Task prompt — Write the records out again, precisely as they stand.

Supplied material —
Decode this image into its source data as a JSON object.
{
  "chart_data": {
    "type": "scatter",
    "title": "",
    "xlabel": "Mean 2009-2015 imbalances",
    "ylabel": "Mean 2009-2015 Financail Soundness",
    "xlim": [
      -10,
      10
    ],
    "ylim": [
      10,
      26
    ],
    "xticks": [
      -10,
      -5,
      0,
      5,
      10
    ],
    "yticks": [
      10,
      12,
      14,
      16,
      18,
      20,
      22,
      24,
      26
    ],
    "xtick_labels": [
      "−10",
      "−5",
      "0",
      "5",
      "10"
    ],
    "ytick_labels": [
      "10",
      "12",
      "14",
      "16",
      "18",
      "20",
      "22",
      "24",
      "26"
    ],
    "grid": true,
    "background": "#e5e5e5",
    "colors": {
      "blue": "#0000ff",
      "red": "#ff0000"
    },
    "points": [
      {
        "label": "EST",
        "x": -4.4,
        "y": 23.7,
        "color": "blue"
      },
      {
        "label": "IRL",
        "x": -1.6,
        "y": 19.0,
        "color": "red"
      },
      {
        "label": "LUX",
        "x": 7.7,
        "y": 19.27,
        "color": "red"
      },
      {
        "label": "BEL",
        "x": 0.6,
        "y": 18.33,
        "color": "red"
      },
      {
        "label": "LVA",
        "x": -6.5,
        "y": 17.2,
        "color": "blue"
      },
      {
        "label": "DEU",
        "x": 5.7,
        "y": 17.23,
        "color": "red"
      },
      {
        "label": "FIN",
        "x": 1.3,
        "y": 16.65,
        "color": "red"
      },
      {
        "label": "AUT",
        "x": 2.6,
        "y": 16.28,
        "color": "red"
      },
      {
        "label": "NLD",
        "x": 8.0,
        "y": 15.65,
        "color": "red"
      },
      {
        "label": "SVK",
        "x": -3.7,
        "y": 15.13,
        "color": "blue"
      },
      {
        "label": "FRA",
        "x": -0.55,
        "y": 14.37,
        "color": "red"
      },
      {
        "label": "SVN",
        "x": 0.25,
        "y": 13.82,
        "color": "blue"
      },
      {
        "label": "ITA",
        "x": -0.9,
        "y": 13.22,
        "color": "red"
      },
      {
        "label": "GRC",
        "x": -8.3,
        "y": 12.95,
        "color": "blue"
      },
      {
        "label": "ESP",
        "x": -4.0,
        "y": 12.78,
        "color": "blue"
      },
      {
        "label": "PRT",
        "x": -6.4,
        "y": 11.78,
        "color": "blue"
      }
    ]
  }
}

Final result —
Decode this image into its source data as a JSON object.
{
  "chart_data": {
    "type": "scatter",
    "title": "",
    "xlabel": "Mean 2009-2015 imbalances",
    "ylabel": "Mean 2009-2015 Financail Soundness",
    "xlim": [
      -10,
      10
    ],
    "ylim": [
      10,
      26
    ],
    "xticks": [
      -10,
      -5,
      0,
      5,
      10
    ],
    "yticks": [
      10,
      12,
      14,
      16,
      18,
      20,
      22,
      24,
      26
    ],
    "xtick_labels": [
      "−10",
      "−5",
      "0",
      "5",
      "10"
    ],
    "ytick_labels": [
      "10",
      "12",
      "14",
      "16",
      "18",
      "20",
      "22",
      "24",
      "26"
    ],
    "grid": true,
    "background": "#e5e5e5",
    "colors": {
      "blue": "#0000ff",
      "red": "#ff0000"
    },
    "points": [
      {
        "label": "EST",
        "x": -4.4,
        "y": 23.7,
        "color": "blue"
      },
      {
        "label": "IRL",
        "x": -1.6,
        "y": 19.0,
        "color": "red"
      },
      {
        "label": "LUX",
        "x": 7.7,
        "y": 19.27,
        "color": "red"
      },
      {
        "label": "BEL",
        "x": 0.6,
        "y": 18.33,
        "color": "red"
      },
      {
        "label": "LVA",
        "x": -6.5,
        "y": 17.2,
        "color": "blue"
      },
      {
        "label": "DEU",
        "x": 5.7,
        "y": 17.23,
        "color": "red"
      },
      {
        "label": "FIN",
        "x": 1.3,
        "y": 16.65,
        "color": "red"
      },
      {
        "label": "AUT",
        "x": 2.6,
        "y": 16.28,
        "color": "red"
      },
      {
        "label": "NLD",
        "x": 8.0,
        "y": 15.65,
        "color": "red"
      },
      {
        "label": "SVK",
        "x": -3.7,
        "y": 15.13,
        "color": "blue"
      },
      {
        "label": "FRA",
        "x": -0.55,
        "y": 14.37,
        "color": "red"
      },
      {
        "label": "SVN",
        "x": 0.25,
        "y": 13.82,
        "color": "blue"
      },
      {
        "label": "ITA",
        "x": -0.9,
        "y": 13.22,
        "color": "red"
      },
      {
        "label": "GRC",
        "x": -8.3,
        "y": 12.95,
        "color": "blue"
      },
      {
        "label": "ESP",
        "x": -4.0,
        "y": 12.78,
        "color": "blue"
      },
      {
        "label": "PRT",
        "x": -6.4,
        "y": 11.78,
        "color": "blue"
      }
    ]
  }
}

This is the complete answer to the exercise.